Required task
Output all lines exactly, with nothing added or dropped.

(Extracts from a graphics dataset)
* * *

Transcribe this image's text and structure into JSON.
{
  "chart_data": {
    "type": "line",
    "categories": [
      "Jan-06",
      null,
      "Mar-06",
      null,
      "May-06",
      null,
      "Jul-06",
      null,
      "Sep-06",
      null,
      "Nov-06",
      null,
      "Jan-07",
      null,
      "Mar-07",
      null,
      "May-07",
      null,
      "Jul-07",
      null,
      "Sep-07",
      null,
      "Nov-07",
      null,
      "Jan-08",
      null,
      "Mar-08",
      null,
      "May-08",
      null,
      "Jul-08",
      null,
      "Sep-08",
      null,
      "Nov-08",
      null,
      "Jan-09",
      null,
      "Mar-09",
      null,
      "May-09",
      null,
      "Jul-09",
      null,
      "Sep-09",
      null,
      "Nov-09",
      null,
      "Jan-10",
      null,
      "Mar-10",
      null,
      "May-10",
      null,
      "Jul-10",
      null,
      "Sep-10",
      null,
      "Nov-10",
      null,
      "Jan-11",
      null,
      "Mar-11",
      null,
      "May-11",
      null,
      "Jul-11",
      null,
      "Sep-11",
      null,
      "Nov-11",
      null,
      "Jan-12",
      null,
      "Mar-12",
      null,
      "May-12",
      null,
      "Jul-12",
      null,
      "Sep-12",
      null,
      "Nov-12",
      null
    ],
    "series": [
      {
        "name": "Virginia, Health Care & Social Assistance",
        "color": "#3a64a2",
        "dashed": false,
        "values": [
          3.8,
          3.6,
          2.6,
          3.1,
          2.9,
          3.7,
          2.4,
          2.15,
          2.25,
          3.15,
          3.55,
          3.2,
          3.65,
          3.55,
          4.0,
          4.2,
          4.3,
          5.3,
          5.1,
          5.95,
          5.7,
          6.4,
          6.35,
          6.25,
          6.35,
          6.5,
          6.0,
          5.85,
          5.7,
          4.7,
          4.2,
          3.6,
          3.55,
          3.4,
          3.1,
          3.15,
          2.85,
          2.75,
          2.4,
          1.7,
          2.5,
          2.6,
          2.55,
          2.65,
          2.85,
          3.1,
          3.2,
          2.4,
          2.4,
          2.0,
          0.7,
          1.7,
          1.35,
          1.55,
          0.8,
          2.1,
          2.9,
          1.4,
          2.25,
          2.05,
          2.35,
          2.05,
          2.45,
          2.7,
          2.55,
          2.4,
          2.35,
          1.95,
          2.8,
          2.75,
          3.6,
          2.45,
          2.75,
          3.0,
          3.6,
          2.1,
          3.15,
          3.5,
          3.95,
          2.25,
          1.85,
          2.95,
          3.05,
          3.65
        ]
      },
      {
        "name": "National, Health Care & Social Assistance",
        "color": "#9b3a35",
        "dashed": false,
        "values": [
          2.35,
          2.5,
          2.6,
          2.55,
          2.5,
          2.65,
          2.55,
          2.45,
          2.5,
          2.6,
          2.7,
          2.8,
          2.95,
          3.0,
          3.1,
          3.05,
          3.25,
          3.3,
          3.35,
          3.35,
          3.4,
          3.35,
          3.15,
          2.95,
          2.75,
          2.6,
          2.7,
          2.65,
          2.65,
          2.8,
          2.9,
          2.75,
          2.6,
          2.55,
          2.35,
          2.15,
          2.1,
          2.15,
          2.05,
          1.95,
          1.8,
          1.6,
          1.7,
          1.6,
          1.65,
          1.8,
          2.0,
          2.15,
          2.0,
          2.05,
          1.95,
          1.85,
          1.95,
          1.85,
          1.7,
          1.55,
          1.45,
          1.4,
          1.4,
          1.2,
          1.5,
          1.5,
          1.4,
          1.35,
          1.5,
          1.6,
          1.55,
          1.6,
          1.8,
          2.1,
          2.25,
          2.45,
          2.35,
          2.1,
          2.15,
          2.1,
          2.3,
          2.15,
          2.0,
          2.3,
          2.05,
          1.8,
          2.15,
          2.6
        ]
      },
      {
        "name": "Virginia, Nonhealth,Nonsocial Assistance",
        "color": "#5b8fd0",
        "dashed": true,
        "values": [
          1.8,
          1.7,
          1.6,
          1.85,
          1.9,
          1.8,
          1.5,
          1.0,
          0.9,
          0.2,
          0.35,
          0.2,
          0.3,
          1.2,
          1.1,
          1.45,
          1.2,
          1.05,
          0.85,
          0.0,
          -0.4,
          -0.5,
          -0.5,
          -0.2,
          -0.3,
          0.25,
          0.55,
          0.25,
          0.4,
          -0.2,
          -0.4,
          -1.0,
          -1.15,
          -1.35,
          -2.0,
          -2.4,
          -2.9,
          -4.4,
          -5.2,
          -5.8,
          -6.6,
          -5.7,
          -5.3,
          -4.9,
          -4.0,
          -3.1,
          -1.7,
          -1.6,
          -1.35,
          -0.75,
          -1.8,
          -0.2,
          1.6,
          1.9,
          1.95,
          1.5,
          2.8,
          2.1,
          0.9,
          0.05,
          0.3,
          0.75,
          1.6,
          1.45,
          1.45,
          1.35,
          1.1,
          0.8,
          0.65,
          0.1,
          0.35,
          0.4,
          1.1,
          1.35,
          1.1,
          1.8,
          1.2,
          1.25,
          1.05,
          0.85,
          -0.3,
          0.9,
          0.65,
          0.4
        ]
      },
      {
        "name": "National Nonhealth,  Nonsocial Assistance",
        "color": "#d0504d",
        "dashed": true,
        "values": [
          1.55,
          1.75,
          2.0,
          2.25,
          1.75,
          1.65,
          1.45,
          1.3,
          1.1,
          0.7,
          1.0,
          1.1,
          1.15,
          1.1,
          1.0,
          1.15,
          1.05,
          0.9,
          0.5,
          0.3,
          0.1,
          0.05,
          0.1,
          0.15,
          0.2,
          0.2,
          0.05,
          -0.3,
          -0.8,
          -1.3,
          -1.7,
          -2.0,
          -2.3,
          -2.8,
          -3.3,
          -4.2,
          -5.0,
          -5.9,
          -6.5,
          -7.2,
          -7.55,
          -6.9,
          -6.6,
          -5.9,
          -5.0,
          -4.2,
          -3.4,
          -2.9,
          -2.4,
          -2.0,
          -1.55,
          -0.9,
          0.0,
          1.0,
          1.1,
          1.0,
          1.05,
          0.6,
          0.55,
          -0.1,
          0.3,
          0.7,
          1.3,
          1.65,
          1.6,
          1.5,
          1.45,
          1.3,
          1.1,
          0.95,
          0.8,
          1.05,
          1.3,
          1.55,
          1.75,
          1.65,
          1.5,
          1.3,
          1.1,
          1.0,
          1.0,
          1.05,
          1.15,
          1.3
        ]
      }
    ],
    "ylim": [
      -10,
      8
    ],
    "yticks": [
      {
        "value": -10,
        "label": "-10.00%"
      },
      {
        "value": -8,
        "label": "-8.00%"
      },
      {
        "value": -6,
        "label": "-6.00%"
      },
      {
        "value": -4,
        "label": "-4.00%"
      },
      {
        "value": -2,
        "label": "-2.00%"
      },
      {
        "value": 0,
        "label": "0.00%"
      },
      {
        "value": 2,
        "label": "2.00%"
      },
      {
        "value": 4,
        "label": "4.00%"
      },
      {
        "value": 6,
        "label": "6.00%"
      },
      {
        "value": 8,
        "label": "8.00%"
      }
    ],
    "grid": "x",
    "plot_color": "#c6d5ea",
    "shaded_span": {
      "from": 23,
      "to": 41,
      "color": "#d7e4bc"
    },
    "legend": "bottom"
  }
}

* * *

Written answer
Transcribe this image's text and structure into JSON.
{
  "chart_data": {
    "type": "line",
    "categories": [
      "Jan-06",
      null,
      "Mar-06",
      null,
      "May-06",
      null,
      "Jul-06",
      null,
      "Sep-06",
      null,
      "Nov-06",
      null,
      "Jan-07",
      null,
      "Mar-07",
      null,
      "May-07",
      null,
      "Jul-07",
      null,
      "Sep-07",
      null,
      "Nov-07",
      null,
      "Jan-08",
      null,
      "Mar-08",
      null,
      "May-08",
      null,
      "Jul-08",
      null,
      "Sep-08",
      null,
      "Nov-08",
      null,
      "Jan-09",
      null,
      "Mar-09",
      null,
      "May-09",
      null,
      "Jul-09",
      null,
      "Sep-09",
      null,
      "Nov-09",
      null,
      "Jan-10",
      null,
      "Mar-10",
      null,
      "May-10",
      null,
      "Jul-10",
      null,
      "Sep-10",
      null,
      "Nov-10",
      null,
      "Jan-11",
      null,
      "Mar-11",
      null,
      "May-11",
      null,
      "Jul-11",
      null,
      "Sep-11",
      null,
      "Nov-11",
      null,
      "Jan-12",
      null,
      "Mar-12",
      null,
      "May-12",
      null,
      "Jul-12",
      null,
      "Sep-12",
      null,
      "Nov-12",
      null
    ],
    "series": [
      {
        "name": "Virginia, Health Care & Social Assistance",
        "color": "#3a64a2",
        "dashed": false,
        "values": [
          3.8,
          3.6,
          2.6,
          3.1,
          2.9,
          3.7,
          2.4,
          2.15,
          2.25,
          3.15,
          3.55,
          3.2,
          3.65,
          3.55,
          4.0,
          4.2,
          4.3,
          5.3,
          5.1,
          5.95,
          5.7,
          6.4,
          6.35,
          6.25,
          6.35,
          6.5,
          6.0,
          5.85,
          5.7,
          4.7,
          4.2,
          3.6,
          3.55,
          3.4,
          3.1,
          3.15,
          2.85,
          2.75,
          2.4,
          1.7,
          2.5,
          2.6,
          2.55,
          2.65,
          2.85,
          3.1,
          3.2,
          2.4,
          2.4,
          2.0,
          0.7,
          1.7,
          1.35,
          1.55,
          0.8,
          2.1,
          2.9,
          1.4,
          2.25,
          2.05,
          2.35,
          2.05,
          2.45,
          2.7,
          2.55,
          2.4,
          2.35,
          1.95,
          2.8,
          2.75,
          3.6,
          2.45,
          2.75,
          3.0,
          3.6,
          2.1,
          3.15,
          3.5,
          3.95,
          2.25,
          1.85,
          2.95,
          3.05,
          3.65
        ]
      },
      {
        "name": "National, Health Care & Social Assistance",
        "color": "#9b3a35",
        "dashed": false,
        "values": [
          2.35,
          2.5,
          2.6,
          2.55,
          2.5,
          2.65,
          2.55,
          2.45,
          2.5,
          2.6,
          2.7,
          2.8,
          2.95,
          3.0,
          3.1,
          3.05,
          3.25,
          3.3,
          3.35,
          3.35,
          3.4,
          3.35,
          3.15,
          2.95,
          2.75,
          2.6,
          2.7,
          2.65,
          2.65,
          2.8,
          2.9,
          2.75,
          2.6,
          2.55,
          2.35,
          2.15,
          2.1,
          2.15,
          2.05,
          1.95,
          1.8,
          1.6,
          1.7,
          1.6,
          1.65,
          1.8,
          2.0,
          2.15,
          2.0,
          2.05,
          1.95,
          1.85,
          1.95,
          1.85,
          1.7,
          1.55,
          1.45,
          1.4,
          1.4,
          1.2,
          1.5,
          1.5,
          1.4,
          1.35,
          1.5,
          1.6,
          1.55,
          1.6,
          1.8,
          2.1,
          2.25,
          2.45,
          2.35,
          2.1,
          2.15,
          2.1,
          2.3,
          2.15,
          2.0,
          2.3,
          2.05,
          1.8,
          2.15,
          2.6
        ]
      },
      {
        "name": "Virginia, Nonhealth,Nonsocial Assistance",
        "color": "#5b8fd0",
        "dashed": true,
        "values": [
          1.8,
          1.7,
          1.6,
          1.85,
          1.9,
          1.8,
          1.5,
          1.0,
          0.9,
          0.2,
          0.35,
          0.2,
          0.3,
          1.2,
          1.1,
          1.45,
          1.2,
          1.05,
          0.85,
          0.0,
          -0.4,
          -0.5,
          -0.5,
          -0.2,
          -0.3,
          0.25,
          0.55,
          0.25,
          0.4,
          -0.2,
          -0.4,
          -1.0,
          -1.15,
          -1.35,
          -2.0,
          -2.4,
          -2.9,
          -4.4,
          -5.2,
          -5.8,
          -6.6,
          -5.7,
          -5.3,
          -4.9,
          -4.0,
          -3.1,
          -1.7,
          -1.6,
          -1.35,
          -0.75,
          -1.8,
          -0.2,
          1.6,
          1.9,
          1.95,
          1.5,
          2.8,
          2.1,
          0.9,
          0.05,
          0.3,
          0.75,
          1.6,
          1.45,
          1.45,
          1.35,
          1.1,
          0.8,
          0.65,
          0.1,
          0.35,
          0.4,
          1.1,
          1.35,
          1.1,
          1.8,
          1.2,
          1.25,
          1.05,
          0.85,
          -0.3,
          0.9,
          0.65,
          0.4
        ]
      },
      {
        "name": "National Nonhealth,  Nonsocial Assistance",
        "color": "#d0504d",
        "dashed": true,
        "values": [
          1.55,
          1.75,
          2.0,
          2.25,
          1.75,
          1.65,
          1.45,
          1.3,
          1.1,
          0.7,
          1.0,
          1.1,
          1.15,
          1.1,
          1.0,
          1.15,
          1.05,
          0.9,
          0.5,
          0.3,
          0.1,
          0.05,
          0.1,
          0.15,
          0.2,
          0.2,
          0.05,
          -0.3,
          -0.8,
          -1.3,
          -1.7,
          -2.0,
          -2.3,
          -2.8,
          -3.3,
          -4.2,
          -5.0,
          -5.9,
          -6.5,
          -7.2,
          -7.55,
          -6.9,
          -6.6,
          -5.9,
          -5.0,
          -4.2,
          -3.4,
          -2.9,
          -2.4,
          -2.0,
          -1.55,
          -0.9,
          0.0,
          1.0,
          1.1,
          1.0,
          1.05,
          0.6,
          0.55,
          -0.1,
          0.3,
          0.7,
          1.3,
          1.65,
          1.6,
          1.5,
          1.45,
          1.3,
          1.1,
          0.95,
          0.8,
          1.05,
          1.3,
          1.55,
          1.75,
          1.65,
          1.5,
          1.3,
          1.1,
          1.0,
          1.0,
          1.05,
          1.15,
          1.3
        ]
      }
    ],
    "ylim": [
      -10,
      8
    ],
    "yticks": [
      {
        "value": -10,
        "label": "-10.00%"
      },
      {
        "value": -8,
        "label": "-8.00%"
      },
      {
        "value": -6,
        "label": "-6.00%"
      },
      {
        "value": -4,
        "label": "-4.00%"
      },
      {
        "value": -2,
        "label": "-2.00%"
      },
      {
        "value": 0,
        "label": "0.00%"
      },
      {
        "value": 2,
        "label": "2.00%"
      },
      {
        "value": 4,
        "label": "4.00%"
      },
      {
        "value": 6,
        "label": "6.00%"
      },
      {
        "value": 8,
        "label": "8.00%"
      }
    ],
    "grid": "x",
    "plot_color": "#c6d5ea",
    "shaded_span": {
      "from": 23,
      "to": 41,
      "color": "#d7e4bc"
    },
    "legend": "bottom"
  }
}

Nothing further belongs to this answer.